#### PROBLEM DESCRIPTION
Select, from the data, each line where "offset" occurs.

#### GIVEN RECORDS
<<<<
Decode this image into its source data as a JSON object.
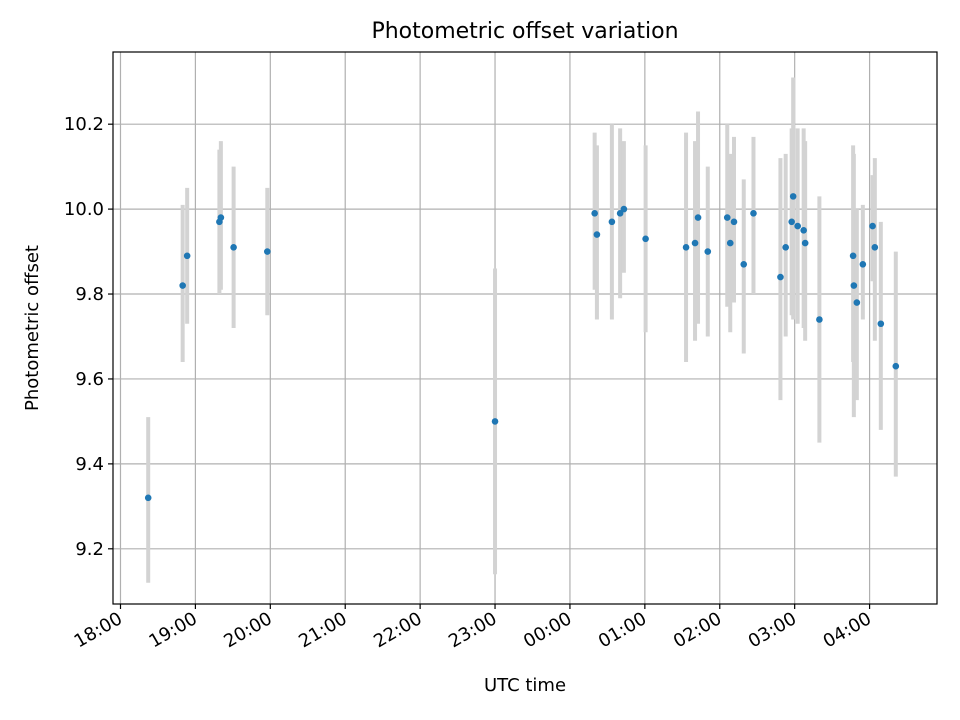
{
  "chart_data": {
    "type": "scatter",
    "title": "Photometric offset variation",
    "xlabel": "UTC time",
    "ylabel": "Photometric offset",
    "xlim": [
      -0.1,
      10.9
    ],
    "ylim": [
      9.07,
      10.37
    ],
    "x_ticks": [
      0,
      1,
      2,
      3,
      4,
      5,
      6,
      7,
      8,
      9,
      10
    ],
    "x_tick_labels": [
      "18:00",
      "19:00",
      "20:00",
      "21:00",
      "22:00",
      "23:00",
      "00:00",
      "01:00",
      "02:00",
      "03:00",
      "04:00"
    ],
    "y_ticks": [
      9.2,
      9.4,
      9.6,
      9.8,
      10.0,
      10.2
    ],
    "y_tick_labels": [
      "9.2",
      "9.4",
      "9.6",
      "9.8",
      "10.0",
      "10.2"
    ],
    "grid": true,
    "x_unit": "hours after 18:00 UTC",
    "series": [
      {
        "name": "Photometric offset",
        "color": "#1f77b4",
        "errorbar_color": "#d3d3d3",
        "points": [
          {
            "x": 0.37,
            "y": 9.32,
            "lo": 9.12,
            "hi": 9.51
          },
          {
            "x": 0.83,
            "y": 9.82,
            "lo": 9.64,
            "hi": 10.01
          },
          {
            "x": 0.89,
            "y": 9.89,
            "lo": 9.73,
            "hi": 10.05
          },
          {
            "x": 1.32,
            "y": 9.97,
            "lo": 9.8,
            "hi": 10.14
          },
          {
            "x": 1.34,
            "y": 9.98,
            "lo": 9.81,
            "hi": 10.16
          },
          {
            "x": 1.51,
            "y": 9.91,
            "lo": 9.72,
            "hi": 10.1
          },
          {
            "x": 1.96,
            "y": 9.9,
            "lo": 9.75,
            "hi": 10.05
          },
          {
            "x": 5.0,
            "y": 9.5,
            "lo": 9.14,
            "hi": 9.86
          },
          {
            "x": 6.33,
            "y": 9.99,
            "lo": 9.81,
            "hi": 10.18
          },
          {
            "x": 6.36,
            "y": 9.94,
            "lo": 9.74,
            "hi": 10.15
          },
          {
            "x": 6.56,
            "y": 9.97,
            "lo": 9.74,
            "hi": 10.2
          },
          {
            "x": 6.67,
            "y": 9.99,
            "lo": 9.79,
            "hi": 10.19
          },
          {
            "x": 6.72,
            "y": 10.0,
            "lo": 9.85,
            "hi": 10.16
          },
          {
            "x": 7.01,
            "y": 9.93,
            "lo": 9.71,
            "hi": 10.15
          },
          {
            "x": 7.55,
            "y": 9.91,
            "lo": 9.64,
            "hi": 10.18
          },
          {
            "x": 7.67,
            "y": 9.92,
            "lo": 9.69,
            "hi": 10.16
          },
          {
            "x": 7.71,
            "y": 9.98,
            "lo": 9.73,
            "hi": 10.23
          },
          {
            "x": 7.84,
            "y": 9.9,
            "lo": 9.7,
            "hi": 10.1
          },
          {
            "x": 8.1,
            "y": 9.98,
            "lo": 9.77,
            "hi": 10.2
          },
          {
            "x": 8.14,
            "y": 9.92,
            "lo": 9.71,
            "hi": 10.13
          },
          {
            "x": 8.19,
            "y": 9.97,
            "lo": 9.78,
            "hi": 10.17
          },
          {
            "x": 8.32,
            "y": 9.87,
            "lo": 9.66,
            "hi": 10.07
          },
          {
            "x": 8.45,
            "y": 9.99,
            "lo": 9.8,
            "hi": 10.17
          },
          {
            "x": 8.81,
            "y": 9.84,
            "lo": 9.55,
            "hi": 10.12
          },
          {
            "x": 8.88,
            "y": 9.91,
            "lo": 9.7,
            "hi": 10.13
          },
          {
            "x": 8.96,
            "y": 9.97,
            "lo": 9.75,
            "hi": 10.19
          },
          {
            "x": 8.98,
            "y": 10.03,
            "lo": 9.74,
            "hi": 10.31
          },
          {
            "x": 9.04,
            "y": 9.96,
            "lo": 9.73,
            "hi": 10.19
          },
          {
            "x": 9.12,
            "y": 9.95,
            "lo": 9.72,
            "hi": 10.19
          },
          {
            "x": 9.14,
            "y": 9.92,
            "lo": 9.69,
            "hi": 10.16
          },
          {
            "x": 9.33,
            "y": 9.74,
            "lo": 9.45,
            "hi": 10.03
          },
          {
            "x": 9.78,
            "y": 9.89,
            "lo": 9.64,
            "hi": 10.15
          },
          {
            "x": 9.79,
            "y": 9.82,
            "lo": 9.51,
            "hi": 10.13
          },
          {
            "x": 9.83,
            "y": 9.78,
            "lo": 9.55,
            "hi": 10.0
          },
          {
            "x": 9.91,
            "y": 9.87,
            "lo": 9.74,
            "hi": 10.01
          },
          {
            "x": 10.04,
            "y": 9.96,
            "lo": 9.83,
            "hi": 10.08
          },
          {
            "x": 10.07,
            "y": 9.91,
            "lo": 9.69,
            "hi": 10.12
          },
          {
            "x": 10.15,
            "y": 9.73,
            "lo": 9.48,
            "hi": 9.97
          },
          {
            "x": 10.35,
            "y": 9.63,
            "lo": 9.37,
            "hi": 9.9
          }
        ]
      }
    ]
  }
}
>>>>
#### ANSWER BELOW
    "title": "Photometric offset variation",
    "ylabel": "Photometric offset",
        "name": "Photometric offset",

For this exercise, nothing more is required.